#### AIM OF THE TASK
Figure out how many lines of the material below contain the word "Properties". Answer with the number only.

#### DATA PROVIDED

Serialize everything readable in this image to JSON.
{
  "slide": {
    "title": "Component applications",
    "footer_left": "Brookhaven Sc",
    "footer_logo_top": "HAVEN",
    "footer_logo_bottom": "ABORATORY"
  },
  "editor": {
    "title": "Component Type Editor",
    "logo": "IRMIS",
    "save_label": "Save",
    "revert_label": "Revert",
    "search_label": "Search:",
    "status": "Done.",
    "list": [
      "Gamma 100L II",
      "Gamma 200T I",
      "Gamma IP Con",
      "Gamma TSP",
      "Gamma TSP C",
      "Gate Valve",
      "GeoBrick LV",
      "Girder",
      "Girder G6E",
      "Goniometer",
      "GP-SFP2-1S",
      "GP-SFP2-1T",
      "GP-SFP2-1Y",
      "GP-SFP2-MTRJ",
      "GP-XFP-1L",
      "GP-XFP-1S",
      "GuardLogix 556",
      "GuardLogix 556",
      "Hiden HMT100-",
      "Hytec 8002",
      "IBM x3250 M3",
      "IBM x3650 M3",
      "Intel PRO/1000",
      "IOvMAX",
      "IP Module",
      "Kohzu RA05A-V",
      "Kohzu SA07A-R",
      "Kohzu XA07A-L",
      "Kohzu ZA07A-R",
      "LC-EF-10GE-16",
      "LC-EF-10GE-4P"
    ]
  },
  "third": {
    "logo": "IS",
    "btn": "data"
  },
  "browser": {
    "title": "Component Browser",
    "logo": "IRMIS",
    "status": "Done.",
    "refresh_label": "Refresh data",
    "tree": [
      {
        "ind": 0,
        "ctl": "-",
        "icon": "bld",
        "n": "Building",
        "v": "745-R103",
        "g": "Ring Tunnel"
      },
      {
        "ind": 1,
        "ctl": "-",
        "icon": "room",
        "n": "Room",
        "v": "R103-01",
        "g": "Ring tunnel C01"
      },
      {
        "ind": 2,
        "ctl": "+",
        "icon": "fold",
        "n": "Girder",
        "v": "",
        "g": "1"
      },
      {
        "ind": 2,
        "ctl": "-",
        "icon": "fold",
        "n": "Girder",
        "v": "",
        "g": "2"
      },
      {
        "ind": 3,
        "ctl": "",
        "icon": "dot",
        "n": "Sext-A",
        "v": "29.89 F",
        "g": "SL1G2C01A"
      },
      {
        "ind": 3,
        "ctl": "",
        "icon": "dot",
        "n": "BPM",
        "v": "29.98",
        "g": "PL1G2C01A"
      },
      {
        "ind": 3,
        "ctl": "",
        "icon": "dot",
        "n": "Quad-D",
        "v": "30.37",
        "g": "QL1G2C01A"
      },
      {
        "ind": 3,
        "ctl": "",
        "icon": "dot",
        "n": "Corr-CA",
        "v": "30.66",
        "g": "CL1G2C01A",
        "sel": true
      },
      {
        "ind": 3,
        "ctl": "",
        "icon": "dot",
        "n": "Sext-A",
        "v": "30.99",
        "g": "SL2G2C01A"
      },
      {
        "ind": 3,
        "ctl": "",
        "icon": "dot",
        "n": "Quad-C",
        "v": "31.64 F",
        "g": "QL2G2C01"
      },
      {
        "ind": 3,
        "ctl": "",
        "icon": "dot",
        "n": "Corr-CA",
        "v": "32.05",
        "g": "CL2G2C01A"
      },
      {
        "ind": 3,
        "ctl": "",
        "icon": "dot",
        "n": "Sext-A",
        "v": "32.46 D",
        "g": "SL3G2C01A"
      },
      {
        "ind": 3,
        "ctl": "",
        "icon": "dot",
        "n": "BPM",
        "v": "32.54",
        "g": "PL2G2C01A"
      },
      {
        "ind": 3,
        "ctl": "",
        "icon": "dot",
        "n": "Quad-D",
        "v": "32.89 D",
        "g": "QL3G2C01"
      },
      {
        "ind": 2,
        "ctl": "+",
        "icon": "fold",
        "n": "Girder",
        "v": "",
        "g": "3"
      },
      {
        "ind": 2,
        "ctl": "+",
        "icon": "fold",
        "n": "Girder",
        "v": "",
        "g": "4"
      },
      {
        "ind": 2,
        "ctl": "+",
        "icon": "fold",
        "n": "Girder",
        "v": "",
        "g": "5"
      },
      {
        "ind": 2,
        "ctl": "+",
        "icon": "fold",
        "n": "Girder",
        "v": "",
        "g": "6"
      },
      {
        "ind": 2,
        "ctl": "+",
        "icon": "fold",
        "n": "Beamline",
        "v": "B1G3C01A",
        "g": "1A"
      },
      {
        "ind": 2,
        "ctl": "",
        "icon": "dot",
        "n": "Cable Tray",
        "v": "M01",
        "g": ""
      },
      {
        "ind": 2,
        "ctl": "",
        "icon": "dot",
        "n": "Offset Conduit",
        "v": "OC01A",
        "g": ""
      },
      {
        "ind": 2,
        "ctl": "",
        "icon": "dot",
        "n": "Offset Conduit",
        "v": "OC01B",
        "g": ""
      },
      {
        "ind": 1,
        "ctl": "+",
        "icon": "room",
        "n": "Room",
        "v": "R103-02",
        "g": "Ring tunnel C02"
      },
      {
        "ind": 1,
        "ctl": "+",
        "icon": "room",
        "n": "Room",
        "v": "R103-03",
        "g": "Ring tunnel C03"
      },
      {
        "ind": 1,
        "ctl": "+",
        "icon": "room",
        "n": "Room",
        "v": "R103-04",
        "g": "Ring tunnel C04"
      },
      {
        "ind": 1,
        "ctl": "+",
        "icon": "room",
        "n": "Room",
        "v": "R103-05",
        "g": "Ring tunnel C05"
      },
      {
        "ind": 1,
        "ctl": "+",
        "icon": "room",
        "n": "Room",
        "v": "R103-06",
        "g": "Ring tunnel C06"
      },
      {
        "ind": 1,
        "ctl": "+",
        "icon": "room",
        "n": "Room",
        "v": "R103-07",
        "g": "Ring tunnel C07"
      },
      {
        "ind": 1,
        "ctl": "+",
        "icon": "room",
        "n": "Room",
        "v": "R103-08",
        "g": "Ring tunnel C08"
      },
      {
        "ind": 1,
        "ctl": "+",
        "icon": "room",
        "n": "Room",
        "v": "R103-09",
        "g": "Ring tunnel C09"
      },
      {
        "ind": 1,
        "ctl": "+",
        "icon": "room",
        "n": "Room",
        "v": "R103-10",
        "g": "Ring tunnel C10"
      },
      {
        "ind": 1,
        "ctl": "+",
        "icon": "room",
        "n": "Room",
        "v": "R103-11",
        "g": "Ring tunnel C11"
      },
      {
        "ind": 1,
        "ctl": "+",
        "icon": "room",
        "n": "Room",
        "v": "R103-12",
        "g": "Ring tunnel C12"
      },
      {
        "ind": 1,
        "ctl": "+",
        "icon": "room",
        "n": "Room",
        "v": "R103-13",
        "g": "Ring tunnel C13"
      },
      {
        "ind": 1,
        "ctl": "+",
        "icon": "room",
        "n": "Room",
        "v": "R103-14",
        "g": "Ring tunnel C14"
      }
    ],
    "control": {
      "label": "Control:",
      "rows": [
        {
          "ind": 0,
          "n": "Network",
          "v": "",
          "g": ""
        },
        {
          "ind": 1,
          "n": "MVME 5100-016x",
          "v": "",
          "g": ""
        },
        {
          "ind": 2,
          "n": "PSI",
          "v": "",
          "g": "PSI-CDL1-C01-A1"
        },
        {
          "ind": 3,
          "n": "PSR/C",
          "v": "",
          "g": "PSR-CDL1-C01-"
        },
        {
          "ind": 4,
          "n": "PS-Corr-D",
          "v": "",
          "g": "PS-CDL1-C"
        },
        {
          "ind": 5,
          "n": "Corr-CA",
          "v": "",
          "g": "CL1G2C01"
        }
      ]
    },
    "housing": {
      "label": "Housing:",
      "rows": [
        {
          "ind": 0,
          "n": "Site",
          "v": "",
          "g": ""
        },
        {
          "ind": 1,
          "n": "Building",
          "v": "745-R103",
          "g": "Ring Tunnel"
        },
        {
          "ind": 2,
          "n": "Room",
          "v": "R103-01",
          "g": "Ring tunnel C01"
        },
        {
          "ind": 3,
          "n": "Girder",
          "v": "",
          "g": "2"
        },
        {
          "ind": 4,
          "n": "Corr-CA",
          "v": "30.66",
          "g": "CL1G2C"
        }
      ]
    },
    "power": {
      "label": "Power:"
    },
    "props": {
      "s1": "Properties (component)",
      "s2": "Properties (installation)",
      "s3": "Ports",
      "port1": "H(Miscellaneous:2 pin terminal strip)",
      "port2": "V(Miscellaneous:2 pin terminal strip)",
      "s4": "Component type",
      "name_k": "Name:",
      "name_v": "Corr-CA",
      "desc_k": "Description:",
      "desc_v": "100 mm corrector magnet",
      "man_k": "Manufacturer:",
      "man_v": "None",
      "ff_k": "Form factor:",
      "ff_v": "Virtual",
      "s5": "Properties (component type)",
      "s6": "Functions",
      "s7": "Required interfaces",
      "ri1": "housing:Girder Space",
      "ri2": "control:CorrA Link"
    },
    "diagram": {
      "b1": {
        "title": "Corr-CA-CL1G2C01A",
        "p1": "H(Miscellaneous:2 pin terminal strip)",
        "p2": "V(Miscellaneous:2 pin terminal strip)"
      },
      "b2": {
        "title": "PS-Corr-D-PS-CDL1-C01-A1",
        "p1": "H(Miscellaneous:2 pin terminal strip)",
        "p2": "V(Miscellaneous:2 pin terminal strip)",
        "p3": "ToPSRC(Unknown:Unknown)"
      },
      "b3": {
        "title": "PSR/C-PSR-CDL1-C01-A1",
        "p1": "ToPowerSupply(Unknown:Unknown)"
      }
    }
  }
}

#### WRITTEN REPLY
3